▶ [Task brief] Go through the records and copy each line where the word "highlight" occurs.

---------- Input ----------

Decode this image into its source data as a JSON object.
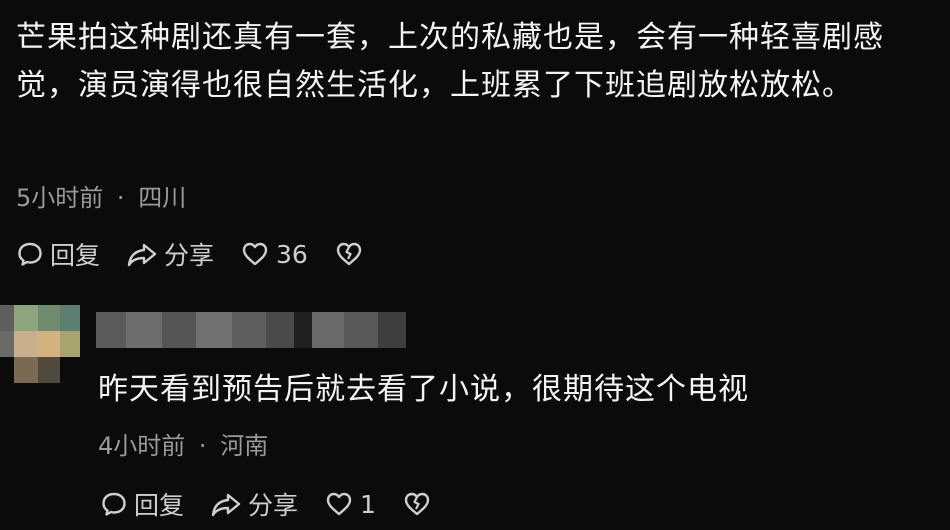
{
  "comment1": {
    "text": "芒果拍这种剧还真有一套，上次的私藏也是，会有一种轻喜剧感觉，演员演得也很自然生活化，上班累了下班追剧放松放松。",
    "time": "5小时前",
    "location": "四川",
    "reply_label": "回复",
    "share_label": "分享",
    "like_count": "36"
  },
  "comment2": {
    "text": "昨天看到预告后就去看了小说，很期待这个电视",
    "time": "4小时前",
    "location": "河南",
    "reply_label": "回复",
    "share_label": "分享",
    "like_count": "1"
  },
  "separator": "·",
  "colors": {
    "background": "#0b0b0b",
    "text": "#f4f4f4",
    "meta": "#9a9a9a",
    "icon": "#cfcfcf"
  }
}
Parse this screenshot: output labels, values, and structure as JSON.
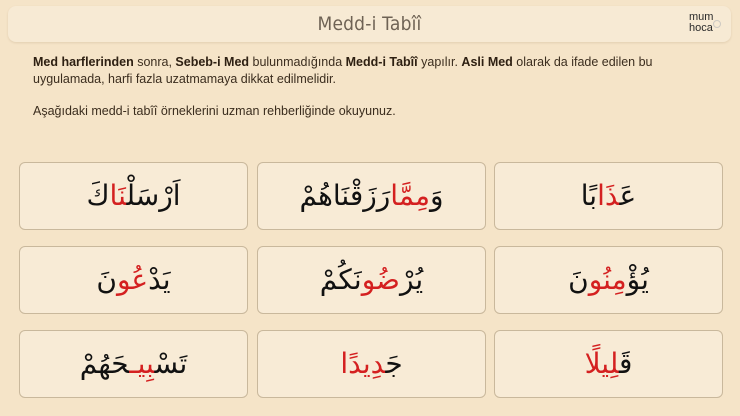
{
  "header": {
    "title": "Medd-i Tabîî",
    "logo_line1": "mum",
    "logo_line2": "hoca"
  },
  "intro": {
    "p1_part1": "Med harflerinden",
    "p1_part2": " sonra, ",
    "p1_part3": "Sebeb-i Med",
    "p1_part4": " bulunmadığında ",
    "p1_part5": "Medd-i Tabîî",
    "p1_part6": " yapılır. ",
    "p1_part7": "Asli Med",
    "p1_part8": " olarak da ifade edilen bu uygulamada, harfi fazla uzatmamaya dikkat edilmelidir.",
    "p2": "Aşağıdaki medd-i tabîî örneklerini uzman rehberliğinde okuyunuz."
  },
  "cards": [
    {
      "before": "عَ",
      "highlight": "ذَا",
      "after": "بًا"
    },
    {
      "before": "وَ",
      "highlight": "مِمَّا",
      "after": "رَزَقْنَاهُمْ"
    },
    {
      "before": "اَرْسَلْ",
      "highlight": "نَا",
      "after": "كَ"
    },
    {
      "before": "يُؤْ",
      "highlight": "مِنُو",
      "after": "نَ"
    },
    {
      "before": "يُرْ",
      "highlight": "ضُو",
      "after": "نَكُمْ"
    },
    {
      "before": "يَدْ",
      "highlight": "عُو",
      "after": "نَ"
    },
    {
      "before": "قَ",
      "highlight": "لِيلًا",
      "after": ""
    },
    {
      "before": "جَ",
      "highlight": "دِيدًا",
      "after": ""
    },
    {
      "before": "تَسْ",
      "highlight": "بِيـ",
      "after": "حَهُمْ"
    }
  ],
  "colors": {
    "background": "#f5e4c8",
    "card_background": "#f8ebd6",
    "card_border": "#c9b89c",
    "highlight": "#d42020"
  }
}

----------

▶ [Answer to the task]
      "highlight": "ذَا",
      "highlight": "مِمَّا",
      "highlight": "نَا",
      "highlight": "مِنُو",
      "highlight": "ضُو",
      "highlight": "عُو",
      "highlight": "لِيلًا",
      "highlight": "دِيدًا",
      "highlight": "بِيـ",
    "highlight": "#d42020"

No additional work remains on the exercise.